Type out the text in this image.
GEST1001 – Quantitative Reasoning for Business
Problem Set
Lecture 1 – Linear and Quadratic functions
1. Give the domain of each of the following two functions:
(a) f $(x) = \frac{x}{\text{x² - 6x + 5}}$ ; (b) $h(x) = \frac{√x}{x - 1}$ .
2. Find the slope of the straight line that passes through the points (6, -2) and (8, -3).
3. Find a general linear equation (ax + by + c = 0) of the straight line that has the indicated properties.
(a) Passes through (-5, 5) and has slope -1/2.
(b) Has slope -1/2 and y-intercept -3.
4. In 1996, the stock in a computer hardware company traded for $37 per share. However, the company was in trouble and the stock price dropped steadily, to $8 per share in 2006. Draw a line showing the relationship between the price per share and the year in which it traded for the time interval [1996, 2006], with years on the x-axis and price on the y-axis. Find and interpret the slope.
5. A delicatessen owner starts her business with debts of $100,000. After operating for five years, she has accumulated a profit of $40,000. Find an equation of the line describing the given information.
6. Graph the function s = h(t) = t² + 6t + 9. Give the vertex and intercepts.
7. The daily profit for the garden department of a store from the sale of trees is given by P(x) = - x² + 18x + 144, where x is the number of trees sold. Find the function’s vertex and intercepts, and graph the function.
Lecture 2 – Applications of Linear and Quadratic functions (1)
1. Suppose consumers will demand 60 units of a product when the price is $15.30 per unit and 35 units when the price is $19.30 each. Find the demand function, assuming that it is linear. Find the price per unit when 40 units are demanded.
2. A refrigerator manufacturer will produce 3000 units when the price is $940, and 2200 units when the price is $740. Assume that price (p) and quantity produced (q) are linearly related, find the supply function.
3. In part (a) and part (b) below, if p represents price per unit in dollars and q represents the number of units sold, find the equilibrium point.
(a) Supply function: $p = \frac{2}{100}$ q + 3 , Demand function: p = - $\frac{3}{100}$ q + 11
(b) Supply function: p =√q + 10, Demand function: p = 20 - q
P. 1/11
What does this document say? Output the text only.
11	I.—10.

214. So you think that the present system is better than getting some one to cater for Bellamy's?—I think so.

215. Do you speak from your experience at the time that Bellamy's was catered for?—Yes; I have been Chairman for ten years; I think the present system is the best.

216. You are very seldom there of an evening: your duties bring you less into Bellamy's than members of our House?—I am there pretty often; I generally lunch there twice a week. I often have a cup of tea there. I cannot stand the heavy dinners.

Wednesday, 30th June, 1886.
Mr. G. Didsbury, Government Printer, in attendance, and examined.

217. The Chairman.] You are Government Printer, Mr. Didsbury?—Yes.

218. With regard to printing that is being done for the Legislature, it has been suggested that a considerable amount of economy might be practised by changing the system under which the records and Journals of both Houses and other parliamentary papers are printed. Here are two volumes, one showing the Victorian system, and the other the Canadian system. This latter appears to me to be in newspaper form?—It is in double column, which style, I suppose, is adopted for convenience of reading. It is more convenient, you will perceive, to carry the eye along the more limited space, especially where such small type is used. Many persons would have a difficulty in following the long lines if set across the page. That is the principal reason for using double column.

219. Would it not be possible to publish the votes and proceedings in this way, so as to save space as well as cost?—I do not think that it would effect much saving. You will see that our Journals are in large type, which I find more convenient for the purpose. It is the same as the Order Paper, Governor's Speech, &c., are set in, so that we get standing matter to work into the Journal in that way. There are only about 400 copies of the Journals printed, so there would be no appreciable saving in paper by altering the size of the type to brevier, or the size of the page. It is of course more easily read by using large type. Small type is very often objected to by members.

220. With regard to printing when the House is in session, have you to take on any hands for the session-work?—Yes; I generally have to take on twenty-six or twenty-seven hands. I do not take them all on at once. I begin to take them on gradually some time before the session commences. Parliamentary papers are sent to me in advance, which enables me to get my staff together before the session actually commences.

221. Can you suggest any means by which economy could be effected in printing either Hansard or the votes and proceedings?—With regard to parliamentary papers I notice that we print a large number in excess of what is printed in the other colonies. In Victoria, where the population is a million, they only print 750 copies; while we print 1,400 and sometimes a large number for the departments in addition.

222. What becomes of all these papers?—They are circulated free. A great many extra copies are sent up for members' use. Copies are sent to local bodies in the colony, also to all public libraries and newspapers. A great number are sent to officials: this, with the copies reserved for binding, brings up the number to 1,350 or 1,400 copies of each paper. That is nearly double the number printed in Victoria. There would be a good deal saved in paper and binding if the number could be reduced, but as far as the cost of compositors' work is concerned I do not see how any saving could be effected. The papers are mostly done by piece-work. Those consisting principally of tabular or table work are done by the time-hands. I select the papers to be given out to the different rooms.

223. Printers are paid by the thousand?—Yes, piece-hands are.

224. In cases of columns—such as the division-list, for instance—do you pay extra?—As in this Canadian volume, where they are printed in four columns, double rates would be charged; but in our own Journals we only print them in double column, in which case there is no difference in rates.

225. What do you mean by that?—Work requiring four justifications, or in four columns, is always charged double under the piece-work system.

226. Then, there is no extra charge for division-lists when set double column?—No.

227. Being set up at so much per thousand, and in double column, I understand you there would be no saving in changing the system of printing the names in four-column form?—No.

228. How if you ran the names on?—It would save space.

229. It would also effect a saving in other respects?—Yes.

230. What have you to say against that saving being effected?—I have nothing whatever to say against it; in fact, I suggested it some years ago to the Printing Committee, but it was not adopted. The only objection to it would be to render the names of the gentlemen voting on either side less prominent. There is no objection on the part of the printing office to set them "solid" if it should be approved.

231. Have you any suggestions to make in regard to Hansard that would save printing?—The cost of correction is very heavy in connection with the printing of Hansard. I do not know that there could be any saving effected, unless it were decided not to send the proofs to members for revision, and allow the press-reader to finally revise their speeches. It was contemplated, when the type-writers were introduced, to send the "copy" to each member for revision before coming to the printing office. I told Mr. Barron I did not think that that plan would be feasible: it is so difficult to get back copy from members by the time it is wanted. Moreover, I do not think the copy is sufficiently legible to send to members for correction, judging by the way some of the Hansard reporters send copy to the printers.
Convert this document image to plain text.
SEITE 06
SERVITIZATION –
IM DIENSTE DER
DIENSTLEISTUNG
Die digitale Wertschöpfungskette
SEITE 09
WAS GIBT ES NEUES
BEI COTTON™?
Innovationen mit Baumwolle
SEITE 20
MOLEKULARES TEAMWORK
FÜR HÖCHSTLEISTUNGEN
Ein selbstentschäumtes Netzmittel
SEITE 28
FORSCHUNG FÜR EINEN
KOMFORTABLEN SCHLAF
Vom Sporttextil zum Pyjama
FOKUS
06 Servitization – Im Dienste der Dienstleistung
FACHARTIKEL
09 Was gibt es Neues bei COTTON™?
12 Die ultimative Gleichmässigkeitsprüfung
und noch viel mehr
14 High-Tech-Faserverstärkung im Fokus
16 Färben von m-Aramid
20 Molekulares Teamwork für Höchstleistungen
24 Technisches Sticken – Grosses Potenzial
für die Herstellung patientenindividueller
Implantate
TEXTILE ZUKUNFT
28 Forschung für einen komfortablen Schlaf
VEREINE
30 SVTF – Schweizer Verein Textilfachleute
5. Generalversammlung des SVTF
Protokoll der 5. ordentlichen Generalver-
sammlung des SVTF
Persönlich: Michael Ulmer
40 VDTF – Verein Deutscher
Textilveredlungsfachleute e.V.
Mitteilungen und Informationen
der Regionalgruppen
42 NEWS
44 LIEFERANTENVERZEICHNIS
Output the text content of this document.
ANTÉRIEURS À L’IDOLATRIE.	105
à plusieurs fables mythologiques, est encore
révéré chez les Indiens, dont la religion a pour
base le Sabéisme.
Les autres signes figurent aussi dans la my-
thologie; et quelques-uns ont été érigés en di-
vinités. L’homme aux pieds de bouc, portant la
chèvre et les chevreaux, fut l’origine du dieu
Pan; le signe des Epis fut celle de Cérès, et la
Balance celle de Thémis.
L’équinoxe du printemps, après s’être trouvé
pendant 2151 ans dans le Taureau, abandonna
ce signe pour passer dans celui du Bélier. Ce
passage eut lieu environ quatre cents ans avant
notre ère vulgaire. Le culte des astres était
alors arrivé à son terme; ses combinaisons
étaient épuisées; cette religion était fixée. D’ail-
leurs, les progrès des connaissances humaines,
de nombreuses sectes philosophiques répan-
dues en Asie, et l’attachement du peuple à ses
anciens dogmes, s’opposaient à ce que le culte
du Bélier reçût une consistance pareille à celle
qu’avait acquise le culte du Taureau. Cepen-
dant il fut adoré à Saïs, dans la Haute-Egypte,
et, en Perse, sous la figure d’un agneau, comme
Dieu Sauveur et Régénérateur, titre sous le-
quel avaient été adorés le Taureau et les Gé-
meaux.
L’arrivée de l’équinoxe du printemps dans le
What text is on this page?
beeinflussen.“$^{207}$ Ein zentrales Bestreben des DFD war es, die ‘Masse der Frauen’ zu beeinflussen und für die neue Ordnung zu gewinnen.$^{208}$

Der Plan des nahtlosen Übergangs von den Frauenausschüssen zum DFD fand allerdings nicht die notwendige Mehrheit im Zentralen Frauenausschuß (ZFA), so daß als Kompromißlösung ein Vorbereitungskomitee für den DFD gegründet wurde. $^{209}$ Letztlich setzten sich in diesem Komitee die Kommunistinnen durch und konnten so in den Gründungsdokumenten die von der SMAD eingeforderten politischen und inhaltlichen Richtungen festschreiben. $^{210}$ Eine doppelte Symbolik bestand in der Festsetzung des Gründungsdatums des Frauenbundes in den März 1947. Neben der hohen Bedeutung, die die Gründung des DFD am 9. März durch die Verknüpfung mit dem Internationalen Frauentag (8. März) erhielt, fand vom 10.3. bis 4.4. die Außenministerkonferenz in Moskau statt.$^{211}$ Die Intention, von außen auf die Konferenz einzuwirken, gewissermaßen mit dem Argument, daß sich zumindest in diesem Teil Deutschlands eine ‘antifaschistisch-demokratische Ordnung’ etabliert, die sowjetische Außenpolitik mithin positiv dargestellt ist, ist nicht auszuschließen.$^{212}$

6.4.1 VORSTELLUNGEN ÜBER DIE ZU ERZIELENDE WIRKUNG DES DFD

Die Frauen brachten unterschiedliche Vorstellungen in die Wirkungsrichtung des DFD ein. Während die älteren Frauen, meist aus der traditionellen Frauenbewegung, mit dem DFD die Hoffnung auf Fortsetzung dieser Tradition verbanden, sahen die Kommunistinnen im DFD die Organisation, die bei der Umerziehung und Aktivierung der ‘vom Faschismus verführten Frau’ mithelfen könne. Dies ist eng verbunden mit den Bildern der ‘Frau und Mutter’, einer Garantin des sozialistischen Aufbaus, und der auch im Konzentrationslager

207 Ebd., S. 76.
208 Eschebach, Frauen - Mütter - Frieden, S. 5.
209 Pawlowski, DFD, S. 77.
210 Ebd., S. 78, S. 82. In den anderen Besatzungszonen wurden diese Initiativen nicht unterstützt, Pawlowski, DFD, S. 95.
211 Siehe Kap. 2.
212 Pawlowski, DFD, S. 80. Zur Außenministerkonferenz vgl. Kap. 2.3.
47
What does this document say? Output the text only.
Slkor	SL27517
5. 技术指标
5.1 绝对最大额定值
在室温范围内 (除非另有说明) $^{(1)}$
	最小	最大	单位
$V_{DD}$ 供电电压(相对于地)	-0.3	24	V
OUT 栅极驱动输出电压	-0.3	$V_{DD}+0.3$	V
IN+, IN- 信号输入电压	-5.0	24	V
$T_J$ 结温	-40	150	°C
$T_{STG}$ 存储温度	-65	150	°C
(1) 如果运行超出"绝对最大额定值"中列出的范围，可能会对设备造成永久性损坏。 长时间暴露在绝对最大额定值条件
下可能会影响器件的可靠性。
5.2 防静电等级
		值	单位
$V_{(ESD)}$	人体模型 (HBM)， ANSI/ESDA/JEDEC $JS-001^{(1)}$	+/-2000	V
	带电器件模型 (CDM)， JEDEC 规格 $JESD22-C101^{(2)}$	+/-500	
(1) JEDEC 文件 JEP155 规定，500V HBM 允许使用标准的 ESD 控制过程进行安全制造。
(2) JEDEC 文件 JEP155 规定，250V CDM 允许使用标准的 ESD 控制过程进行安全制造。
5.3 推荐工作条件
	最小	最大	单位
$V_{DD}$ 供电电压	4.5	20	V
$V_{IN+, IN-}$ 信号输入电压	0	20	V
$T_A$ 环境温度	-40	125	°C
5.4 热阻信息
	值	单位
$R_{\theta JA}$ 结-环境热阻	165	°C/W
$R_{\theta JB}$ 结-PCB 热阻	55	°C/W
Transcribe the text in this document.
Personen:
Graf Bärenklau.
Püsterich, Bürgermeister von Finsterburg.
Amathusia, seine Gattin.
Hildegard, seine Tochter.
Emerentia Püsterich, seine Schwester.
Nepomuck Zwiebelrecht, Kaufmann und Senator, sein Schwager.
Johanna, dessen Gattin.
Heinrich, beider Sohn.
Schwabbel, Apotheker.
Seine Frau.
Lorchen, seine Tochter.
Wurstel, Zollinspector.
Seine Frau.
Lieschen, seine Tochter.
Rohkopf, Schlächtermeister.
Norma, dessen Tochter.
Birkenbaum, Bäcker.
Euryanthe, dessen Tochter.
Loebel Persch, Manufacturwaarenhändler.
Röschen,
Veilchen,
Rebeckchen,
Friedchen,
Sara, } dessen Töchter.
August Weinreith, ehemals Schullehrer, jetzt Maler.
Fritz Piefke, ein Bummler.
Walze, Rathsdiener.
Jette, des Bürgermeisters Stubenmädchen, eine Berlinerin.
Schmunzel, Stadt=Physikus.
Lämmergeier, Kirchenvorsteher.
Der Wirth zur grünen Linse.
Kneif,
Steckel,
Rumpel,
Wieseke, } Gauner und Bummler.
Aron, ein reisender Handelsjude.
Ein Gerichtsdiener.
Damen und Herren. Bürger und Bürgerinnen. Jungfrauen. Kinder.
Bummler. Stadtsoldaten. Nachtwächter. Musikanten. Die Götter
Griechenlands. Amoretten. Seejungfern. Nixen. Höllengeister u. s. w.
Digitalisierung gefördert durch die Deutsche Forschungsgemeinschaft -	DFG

===============

Count the lines in which the string "Government" appears, then report only that figure.

• [Full solution]:
2